-- START --

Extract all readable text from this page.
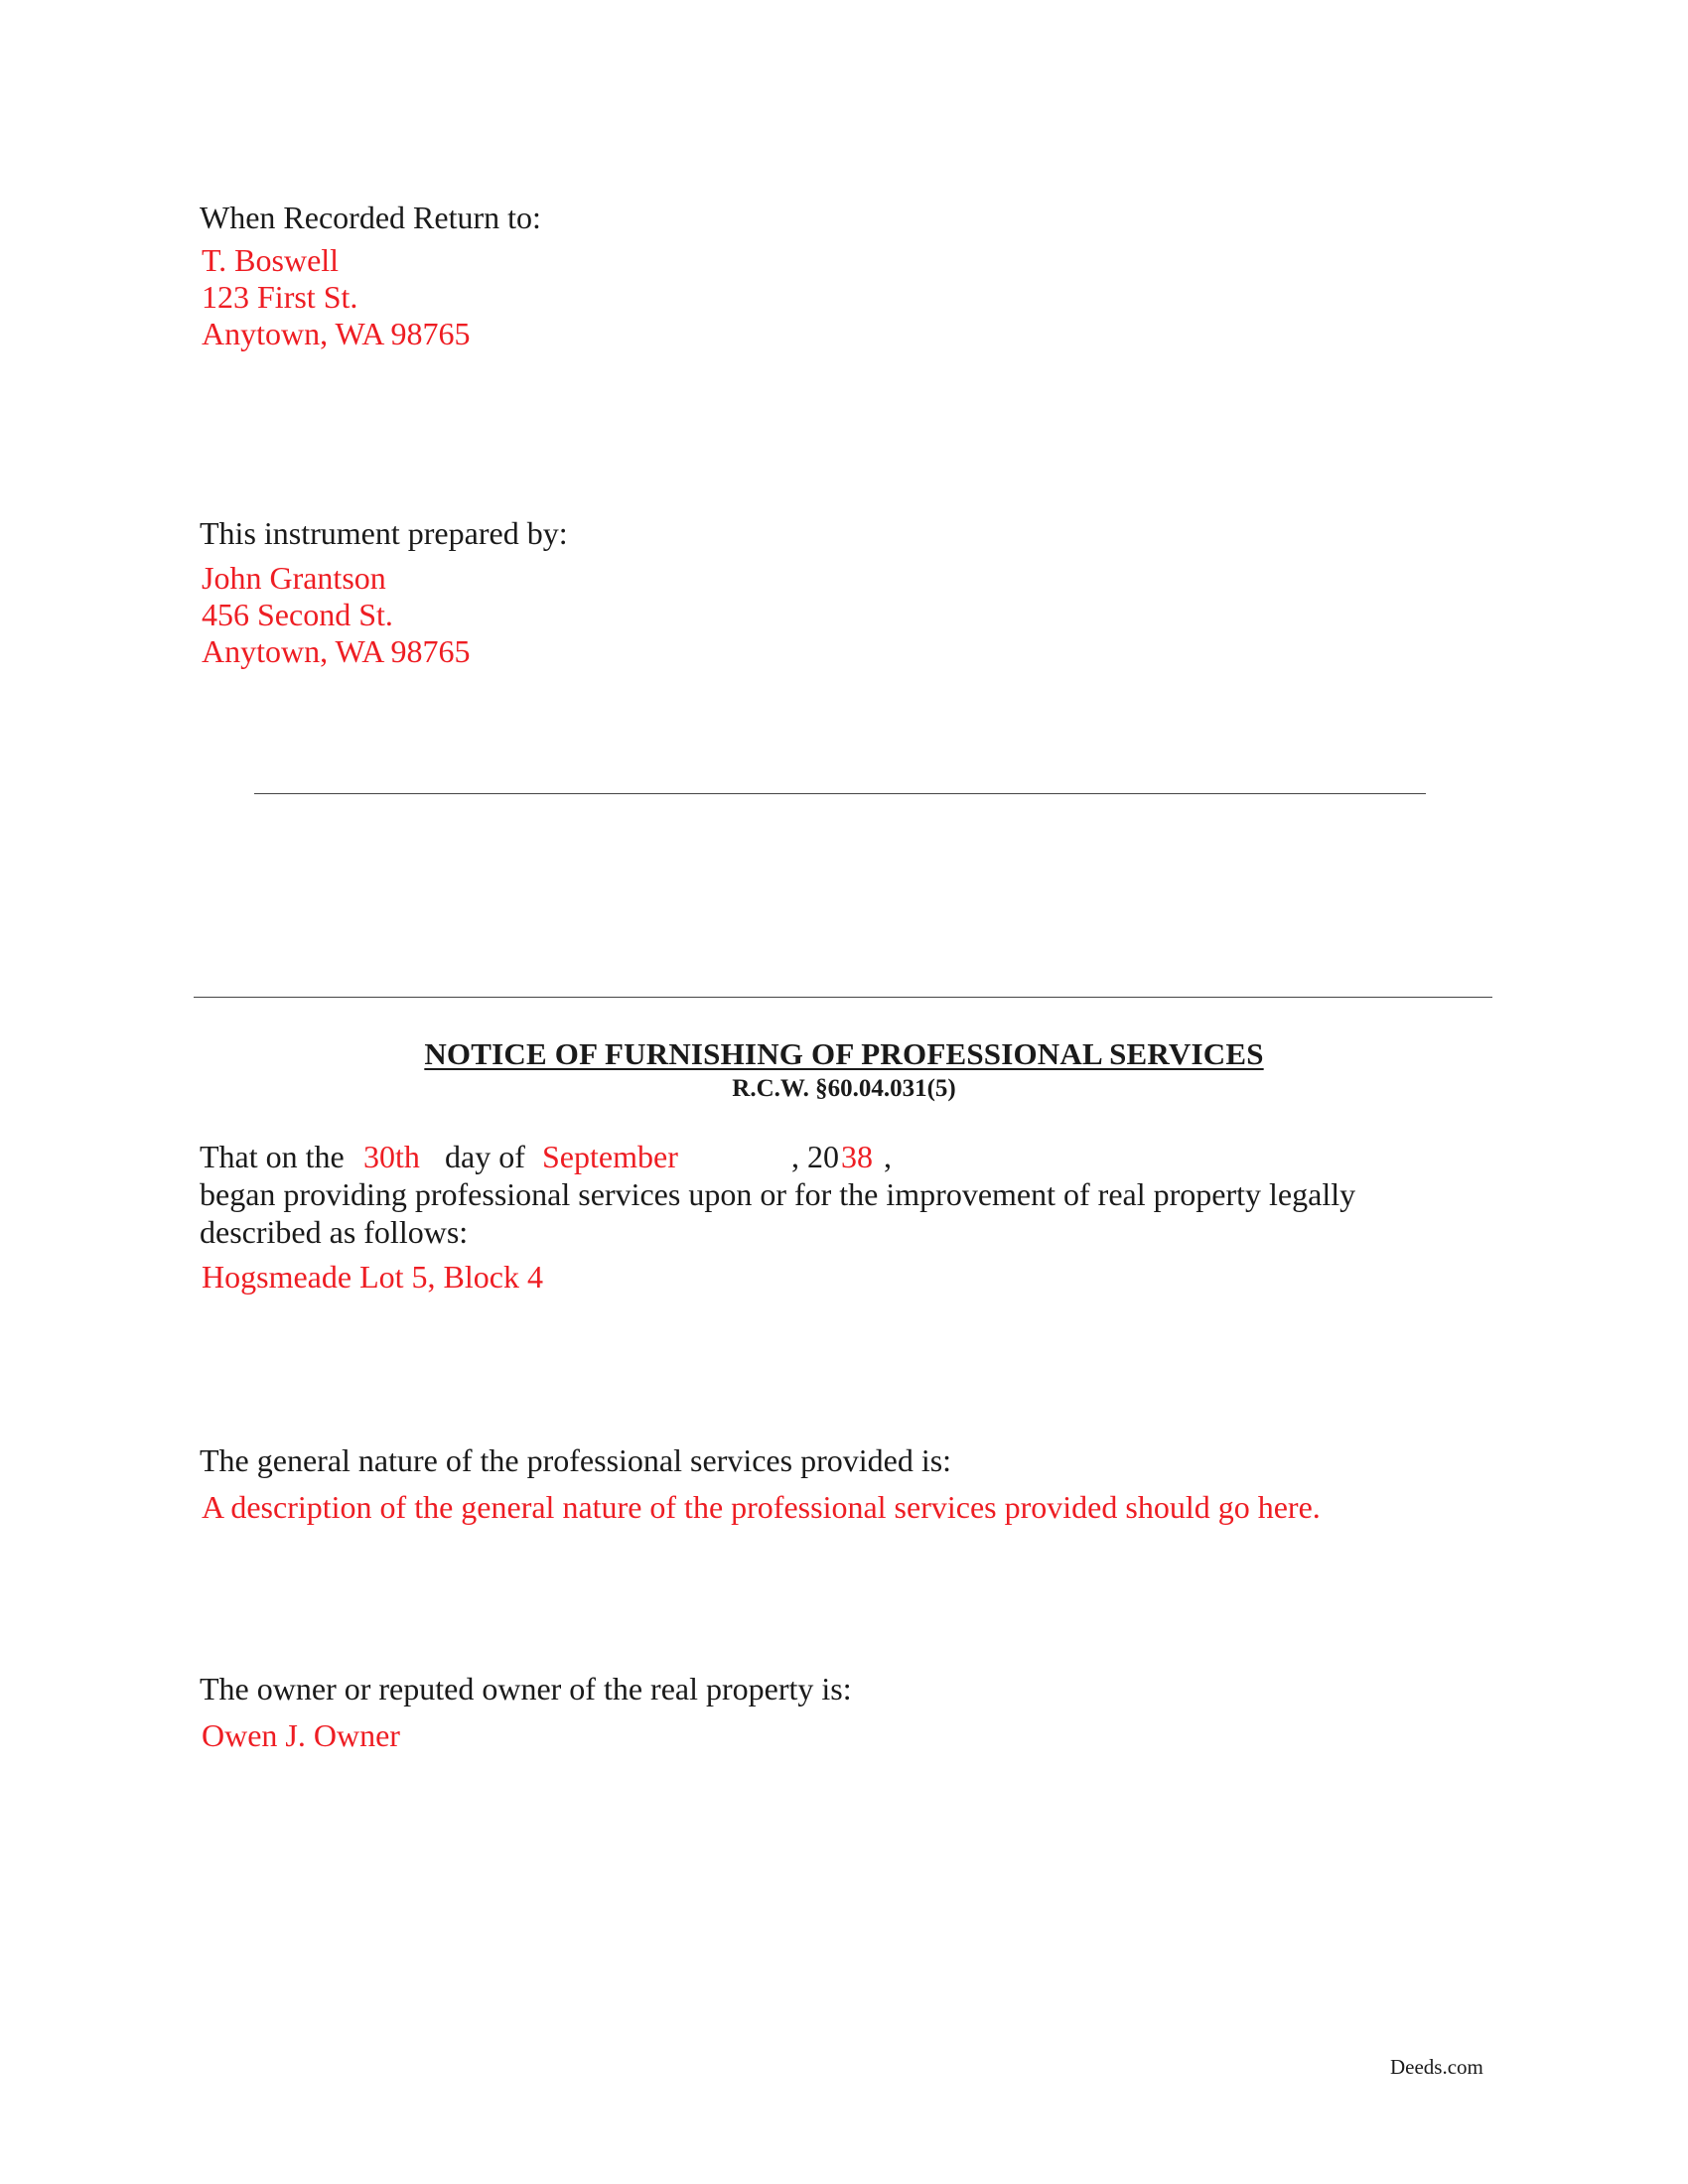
When Recorded Return to:
T. Boswell
123 First St.
Anytown, WA 98765
This instrument prepared by:
John Grantson
456 Second St.
Anytown, WA 98765
NOTICE OF FURNISHING OF PROFESSIONAL SERVICES
R.C.W. §60.04.031(5)
That on the 30th day of September	, 20 38 ,
began providing professional services upon or for the improvement of real property legally described as follows:
Hogsmeade Lot 5, Block 4
The general nature of the professional services provided is:
A description of the general nature of the professional services provided should go here.
The owner or reputed owner of the real property is:
Owen J. Owner
Deeds.com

-- END --

Problem details
Show every line that contains the word "provided".

Final result
The general nature of the professional services provided is:
A description of the general nature of the professional services provided should go here.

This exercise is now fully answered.